» Goal
Look through the data below. Collect every line where the word "Purity" occurs.

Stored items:
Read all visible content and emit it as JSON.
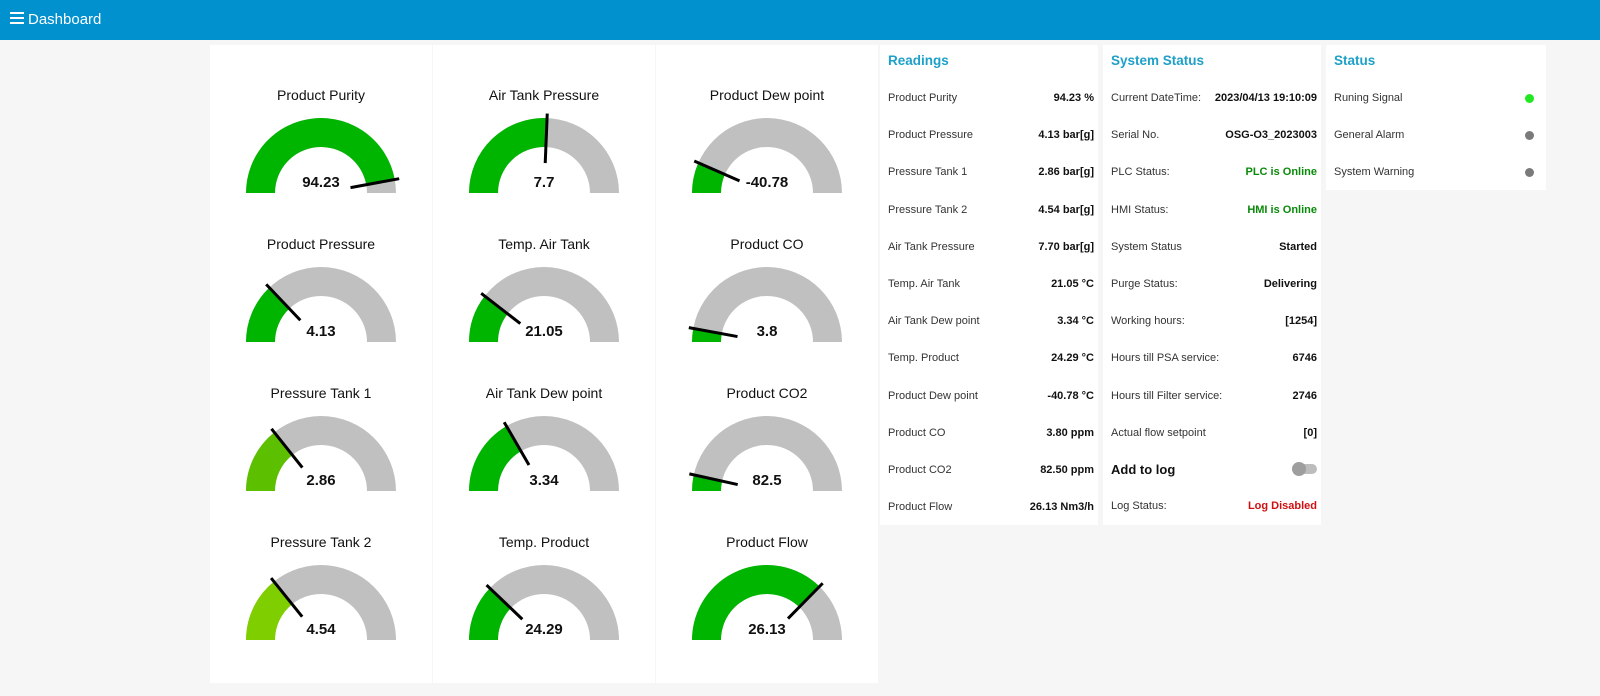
{
  "header": {
    "title": "Dashboard",
    "menu_icon": "hamburger-icon",
    "bg_color": "#0191cf"
  },
  "gauges": [
    [
      {
        "title": "Product Purity",
        "value": "94.23",
        "unit": "%",
        "min": "0",
        "max": "100",
        "fill": 0.9423,
        "color": "#00b500"
      },
      {
        "title": "Product Pressure",
        "value": "4.13",
        "unit": "bar[g]",
        "min": "0",
        "max": "16",
        "fill": 0.258,
        "color": "#00b500"
      },
      {
        "title": "Pressure Tank 1",
        "value": "2.86",
        "unit": "bar[g]",
        "min": "0",
        "max": "10",
        "fill": 0.286,
        "color": "#5cc000"
      },
      {
        "title": "Pressure Tank 2",
        "value": "4.54",
        "unit": "bar[g]",
        "min": "0",
        "max": "16",
        "fill": 0.284,
        "color": "#7fce00"
      }
    ],
    [
      {
        "title": "Air Tank Pressure",
        "value": "7.7",
        "unit": "bar[g]",
        "min": "0",
        "max": "15",
        "fill": 0.513,
        "color": "#00b500"
      },
      {
        "title": "Temp. Air Tank",
        "value": "21.05",
        "unit": "°C",
        "min": "0",
        "max": "100",
        "fill": 0.21,
        "color": "#00b500"
      },
      {
        "title": "Air Tank Dew point",
        "value": "3.34",
        "unit": "°C",
        "min": "-20",
        "max": "50",
        "fill": 0.333,
        "color": "#00b500"
      },
      {
        "title": "Temp. Product",
        "value": "24.29",
        "unit": "°C",
        "min": "0",
        "max": "100",
        "fill": 0.243,
        "color": "#00b500"
      }
    ],
    [
      {
        "title": "Product Dew point",
        "value": "-40.78",
        "unit": "°C",
        "min": "-50",
        "max": "20",
        "fill": 0.132,
        "color": "#00b500"
      },
      {
        "title": "Product CO",
        "value": "3.8",
        "unit": "ppm",
        "min": "0",
        "max": "65",
        "fill": 0.058,
        "color": "#00b500"
      },
      {
        "title": "Product CO2",
        "value": "82.5",
        "unit": "ppm",
        "min": "0",
        "max": "1200",
        "fill": 0.069,
        "color": "#00b500"
      },
      {
        "title": "Product Flow",
        "value": "26.13",
        "unit": "Nm3/h",
        "min": "0",
        "max": "35",
        "fill": 0.747,
        "color": "#00b500"
      }
    ]
  ],
  "readings": {
    "title": "Readings",
    "rows": [
      {
        "label": "Product Purity",
        "value": "94.23 %"
      },
      {
        "label": "Product Pressure",
        "value": "4.13 bar[g]"
      },
      {
        "label": "Pressure Tank 1",
        "value": "2.86 bar[g]"
      },
      {
        "label": "Pressure Tank 2",
        "value": "4.54 bar[g]"
      },
      {
        "label": "Air Tank Pressure",
        "value": "7.70 bar[g]"
      },
      {
        "label": "Temp. Air Tank",
        "value": "21.05 °C"
      },
      {
        "label": "Air Tank Dew point",
        "value": "3.34 °C"
      },
      {
        "label": "Temp. Product",
        "value": "24.29 °C"
      },
      {
        "label": "Product Dew point",
        "value": "-40.78 °C"
      },
      {
        "label": "Product CO",
        "value": "3.80 ppm"
      },
      {
        "label": "Product CO2",
        "value": "82.50 ppm"
      },
      {
        "label": "Product Flow",
        "value": "26.13 Nm3/h"
      }
    ]
  },
  "system_status": {
    "title": "System Status",
    "rows": [
      {
        "label": "Current DateTime:",
        "value": "2023/04/13 19:10:09",
        "style": ""
      },
      {
        "label": "Serial No.",
        "value": "OSG-O3_2023003",
        "style": ""
      },
      {
        "label": "PLC Status:",
        "value": "PLC is Online",
        "style": "green"
      },
      {
        "label": "HMI Status:",
        "value": "HMI is Online",
        "style": "green"
      },
      {
        "label": "System Status",
        "value": "Started",
        "style": ""
      },
      {
        "label": "Purge Status:",
        "value": "Delivering",
        "style": ""
      },
      {
        "label": "Working hours:",
        "value": "[1254]",
        "style": ""
      },
      {
        "label": "Hours till PSA service:",
        "value": "6746",
        "style": ""
      },
      {
        "label": "Hours till Filter service:",
        "value": "2746",
        "style": ""
      },
      {
        "label": "Actual flow setpoint",
        "value": "[0]",
        "style": ""
      }
    ],
    "add_to_log_label": "Add to log",
    "add_to_log_on": false,
    "log_status_label": "Log Status:",
    "log_status_value": "Log Disabled"
  },
  "status": {
    "title": "Status",
    "rows": [
      {
        "label": "Runing Signal",
        "color": "#22e822"
      },
      {
        "label": "General Alarm",
        "color": "#7a7a7a"
      },
      {
        "label": "System Warning",
        "color": "#7a7a7a"
      }
    ]
  }
}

» Task result
        "title": "Product Purity",
        "label": "Product Purity",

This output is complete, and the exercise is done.